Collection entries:
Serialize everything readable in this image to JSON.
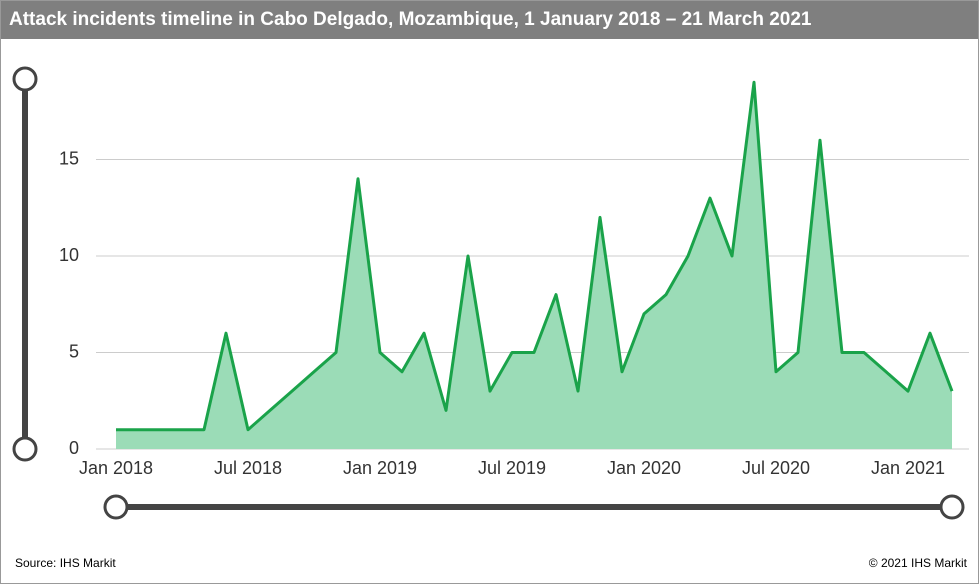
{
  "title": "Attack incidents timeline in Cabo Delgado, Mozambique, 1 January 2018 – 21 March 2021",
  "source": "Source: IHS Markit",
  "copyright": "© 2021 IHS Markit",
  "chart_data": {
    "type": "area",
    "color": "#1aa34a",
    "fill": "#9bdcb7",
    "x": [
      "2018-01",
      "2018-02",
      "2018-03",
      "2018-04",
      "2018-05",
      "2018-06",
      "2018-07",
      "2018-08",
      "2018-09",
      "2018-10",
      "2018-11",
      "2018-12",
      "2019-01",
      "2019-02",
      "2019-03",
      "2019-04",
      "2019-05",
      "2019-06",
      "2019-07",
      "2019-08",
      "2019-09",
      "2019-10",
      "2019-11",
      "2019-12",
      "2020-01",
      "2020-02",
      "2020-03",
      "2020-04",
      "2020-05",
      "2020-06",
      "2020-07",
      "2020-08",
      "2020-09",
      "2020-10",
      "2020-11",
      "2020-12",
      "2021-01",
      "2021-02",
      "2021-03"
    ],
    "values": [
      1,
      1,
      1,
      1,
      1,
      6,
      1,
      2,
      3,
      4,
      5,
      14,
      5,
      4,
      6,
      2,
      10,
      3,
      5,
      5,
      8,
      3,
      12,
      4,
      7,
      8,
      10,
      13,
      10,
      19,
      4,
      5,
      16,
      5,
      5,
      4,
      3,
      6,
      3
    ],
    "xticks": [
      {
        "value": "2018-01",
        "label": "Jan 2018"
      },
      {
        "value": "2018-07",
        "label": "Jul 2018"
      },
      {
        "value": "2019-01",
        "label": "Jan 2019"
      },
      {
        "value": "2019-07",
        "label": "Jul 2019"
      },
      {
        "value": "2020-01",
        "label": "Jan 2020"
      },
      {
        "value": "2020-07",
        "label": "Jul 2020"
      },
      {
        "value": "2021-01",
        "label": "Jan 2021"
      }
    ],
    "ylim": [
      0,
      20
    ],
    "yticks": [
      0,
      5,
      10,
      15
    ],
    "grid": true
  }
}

## The request
Pictures in the records above are not copied; print everything else exactly.

## Output for this exercise
Serialize everything readable in this image to JSON.
{
  "title": "Attack incidents timeline in Cabo Delgado, Mozambique, 1 January 2018 – 21 March 2021",
  "source": "Source: IHS Markit",
  "copyright": "© 2021 IHS Markit",
  "chart_data": {
    "type": "area",
    "color": "#1aa34a",
    "fill": "#9bdcb7",
    "x": [
      "2018-01",
      "2018-02",
      "2018-03",
      "2018-04",
      "2018-05",
      "2018-06",
      "2018-07",
      "2018-08",
      "2018-09",
      "2018-10",
      "2018-11",
      "2018-12",
      "2019-01",
      "2019-02",
      "2019-03",
      "2019-04",
      "2019-05",
      "2019-06",
      "2019-07",
      "2019-08",
      "2019-09",
      "2019-10",
      "2019-11",
      "2019-12",
      "2020-01",
      "2020-02",
      "2020-03",
      "2020-04",
      "2020-05",
      "2020-06",
      "2020-07",
      "2020-08",
      "2020-09",
      "2020-10",
      "2020-11",
      "2020-12",
      "2021-01",
      "2021-02",
      "2021-03"
    ],
    "values": [
      1,
      1,
      1,
      1,
      1,
      6,
      1,
      2,
      3,
      4,
      5,
      14,
      5,
      4,
      6,
      2,
      10,
      3,
      5,
      5,
      8,
      3,
      12,
      4,
      7,
      8,
      10,
      13,
      10,
      19,
      4,
      5,
      16,
      5,
      5,
      4,
      3,
      6,
      3
    ],
    "xticks": [
      {
        "value": "2018-01",
        "label": "Jan 2018"
      },
      {
        "value": "2018-07",
        "label": "Jul 2018"
      },
      {
        "value": "2019-01",
        "label": "Jan 2019"
      },
      {
        "value": "2019-07",
        "label": "Jul 2019"
      },
      {
        "value": "2020-01",
        "label": "Jan 2020"
      },
      {
        "value": "2020-07",
        "label": "Jul 2020"
      },
      {
        "value": "2021-01",
        "label": "Jan 2021"
      }
    ],
    "ylim": [
      0,
      20
    ],
    "yticks": [
      0,
      5,
      10,
      15
    ],
    "grid": true
  }
}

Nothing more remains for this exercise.